Information supplied:
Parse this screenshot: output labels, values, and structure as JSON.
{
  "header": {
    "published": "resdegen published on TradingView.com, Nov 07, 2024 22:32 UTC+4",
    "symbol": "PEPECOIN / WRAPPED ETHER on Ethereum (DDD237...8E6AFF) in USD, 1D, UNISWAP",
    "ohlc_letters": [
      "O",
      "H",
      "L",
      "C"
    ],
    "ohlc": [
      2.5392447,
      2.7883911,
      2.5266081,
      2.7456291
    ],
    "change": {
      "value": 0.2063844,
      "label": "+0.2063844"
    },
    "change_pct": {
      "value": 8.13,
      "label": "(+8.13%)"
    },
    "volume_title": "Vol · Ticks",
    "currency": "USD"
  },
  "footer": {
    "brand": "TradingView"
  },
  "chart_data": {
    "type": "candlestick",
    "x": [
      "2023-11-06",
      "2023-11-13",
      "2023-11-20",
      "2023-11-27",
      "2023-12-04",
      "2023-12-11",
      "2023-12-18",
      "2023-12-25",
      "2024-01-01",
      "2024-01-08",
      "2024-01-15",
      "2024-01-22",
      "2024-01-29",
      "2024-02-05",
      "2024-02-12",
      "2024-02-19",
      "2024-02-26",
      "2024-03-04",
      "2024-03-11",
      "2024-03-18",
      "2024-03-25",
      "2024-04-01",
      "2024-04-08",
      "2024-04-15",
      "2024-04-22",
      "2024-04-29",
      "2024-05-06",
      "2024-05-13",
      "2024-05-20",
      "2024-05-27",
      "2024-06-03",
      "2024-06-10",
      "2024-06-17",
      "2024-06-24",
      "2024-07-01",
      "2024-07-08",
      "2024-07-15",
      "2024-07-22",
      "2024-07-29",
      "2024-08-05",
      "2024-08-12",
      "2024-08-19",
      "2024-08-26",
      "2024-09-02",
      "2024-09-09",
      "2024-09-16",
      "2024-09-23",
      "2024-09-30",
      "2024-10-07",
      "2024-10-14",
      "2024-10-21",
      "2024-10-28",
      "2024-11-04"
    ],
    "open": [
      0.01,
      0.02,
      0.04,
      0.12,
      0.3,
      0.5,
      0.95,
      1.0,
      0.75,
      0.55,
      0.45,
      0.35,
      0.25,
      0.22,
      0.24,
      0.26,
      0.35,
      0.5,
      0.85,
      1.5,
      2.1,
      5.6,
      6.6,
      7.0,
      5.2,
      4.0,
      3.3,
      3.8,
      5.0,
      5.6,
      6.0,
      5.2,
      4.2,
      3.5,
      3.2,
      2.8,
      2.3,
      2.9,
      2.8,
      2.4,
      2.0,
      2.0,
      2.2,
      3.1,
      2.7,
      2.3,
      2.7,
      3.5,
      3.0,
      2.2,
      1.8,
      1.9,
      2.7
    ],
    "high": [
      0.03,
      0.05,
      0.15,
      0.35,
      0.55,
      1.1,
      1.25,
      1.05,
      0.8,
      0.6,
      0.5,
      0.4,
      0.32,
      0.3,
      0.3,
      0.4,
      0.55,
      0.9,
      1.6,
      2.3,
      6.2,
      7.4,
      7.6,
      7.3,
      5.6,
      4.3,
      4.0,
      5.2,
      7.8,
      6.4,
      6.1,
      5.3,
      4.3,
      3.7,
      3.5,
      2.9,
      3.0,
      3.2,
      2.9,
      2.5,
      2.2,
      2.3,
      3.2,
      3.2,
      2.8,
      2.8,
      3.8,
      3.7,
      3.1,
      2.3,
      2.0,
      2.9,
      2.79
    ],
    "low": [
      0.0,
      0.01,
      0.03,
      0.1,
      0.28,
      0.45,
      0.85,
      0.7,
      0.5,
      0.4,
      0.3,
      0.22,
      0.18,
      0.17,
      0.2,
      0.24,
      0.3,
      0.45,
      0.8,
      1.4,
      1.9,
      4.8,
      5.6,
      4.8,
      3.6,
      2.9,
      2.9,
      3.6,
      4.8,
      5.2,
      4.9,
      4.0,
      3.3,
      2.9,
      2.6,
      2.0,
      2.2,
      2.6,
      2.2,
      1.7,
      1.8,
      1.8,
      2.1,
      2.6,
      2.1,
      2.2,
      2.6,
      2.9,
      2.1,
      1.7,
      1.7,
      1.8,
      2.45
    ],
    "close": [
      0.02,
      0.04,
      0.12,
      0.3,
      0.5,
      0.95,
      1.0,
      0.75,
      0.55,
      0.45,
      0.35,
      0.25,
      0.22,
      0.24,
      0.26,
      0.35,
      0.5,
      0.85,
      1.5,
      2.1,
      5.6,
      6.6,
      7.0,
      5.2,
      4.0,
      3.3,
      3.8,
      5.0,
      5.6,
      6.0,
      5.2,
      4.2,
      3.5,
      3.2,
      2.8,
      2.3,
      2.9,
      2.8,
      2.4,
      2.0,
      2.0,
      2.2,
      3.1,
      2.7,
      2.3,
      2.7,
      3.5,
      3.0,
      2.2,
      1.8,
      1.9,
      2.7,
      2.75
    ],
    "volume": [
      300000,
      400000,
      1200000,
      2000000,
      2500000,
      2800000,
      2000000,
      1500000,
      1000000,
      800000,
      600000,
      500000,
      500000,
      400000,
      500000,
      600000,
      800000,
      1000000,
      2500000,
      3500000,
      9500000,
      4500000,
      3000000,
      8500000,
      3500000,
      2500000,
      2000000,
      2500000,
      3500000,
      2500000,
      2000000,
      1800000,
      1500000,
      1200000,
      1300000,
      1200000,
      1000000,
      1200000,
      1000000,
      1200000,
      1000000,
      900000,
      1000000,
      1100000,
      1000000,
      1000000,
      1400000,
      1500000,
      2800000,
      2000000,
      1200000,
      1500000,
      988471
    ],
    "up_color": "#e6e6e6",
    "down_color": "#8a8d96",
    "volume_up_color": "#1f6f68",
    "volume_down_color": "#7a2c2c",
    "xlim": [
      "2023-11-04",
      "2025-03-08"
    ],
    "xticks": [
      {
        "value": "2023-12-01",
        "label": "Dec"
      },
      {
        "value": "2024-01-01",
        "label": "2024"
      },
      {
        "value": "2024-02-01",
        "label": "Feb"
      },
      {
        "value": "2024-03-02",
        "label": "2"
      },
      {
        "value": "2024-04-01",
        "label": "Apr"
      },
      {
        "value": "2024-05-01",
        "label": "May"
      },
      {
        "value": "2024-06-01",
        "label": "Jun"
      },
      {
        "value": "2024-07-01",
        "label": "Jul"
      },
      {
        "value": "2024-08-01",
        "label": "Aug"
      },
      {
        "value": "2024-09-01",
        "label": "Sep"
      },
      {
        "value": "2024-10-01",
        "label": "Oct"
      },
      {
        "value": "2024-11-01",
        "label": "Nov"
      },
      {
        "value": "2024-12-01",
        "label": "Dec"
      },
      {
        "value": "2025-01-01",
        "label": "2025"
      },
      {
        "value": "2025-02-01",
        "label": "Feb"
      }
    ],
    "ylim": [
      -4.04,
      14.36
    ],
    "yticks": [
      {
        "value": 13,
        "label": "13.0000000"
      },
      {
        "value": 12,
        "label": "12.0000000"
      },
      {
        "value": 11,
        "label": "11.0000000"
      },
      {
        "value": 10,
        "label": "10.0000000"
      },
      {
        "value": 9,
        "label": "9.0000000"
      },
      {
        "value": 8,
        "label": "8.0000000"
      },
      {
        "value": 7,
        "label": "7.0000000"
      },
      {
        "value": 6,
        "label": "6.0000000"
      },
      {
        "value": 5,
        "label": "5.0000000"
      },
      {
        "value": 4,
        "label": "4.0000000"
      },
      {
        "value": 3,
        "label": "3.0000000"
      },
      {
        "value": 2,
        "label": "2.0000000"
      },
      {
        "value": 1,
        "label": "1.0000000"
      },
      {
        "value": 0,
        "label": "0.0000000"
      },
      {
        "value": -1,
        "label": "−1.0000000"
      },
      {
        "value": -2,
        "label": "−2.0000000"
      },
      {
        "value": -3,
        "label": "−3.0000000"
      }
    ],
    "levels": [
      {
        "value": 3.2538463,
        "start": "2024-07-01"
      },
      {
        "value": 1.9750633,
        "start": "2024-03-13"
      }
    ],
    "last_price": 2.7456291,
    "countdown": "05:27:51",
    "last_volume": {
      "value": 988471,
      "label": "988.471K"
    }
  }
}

Task description:
List every line above that contains the word "TradingView".

Solution to this task:
    "published": "resdegen published on TradingView.com, Nov 07, 2024 22:32 UTC+4",
    "brand": "TradingView"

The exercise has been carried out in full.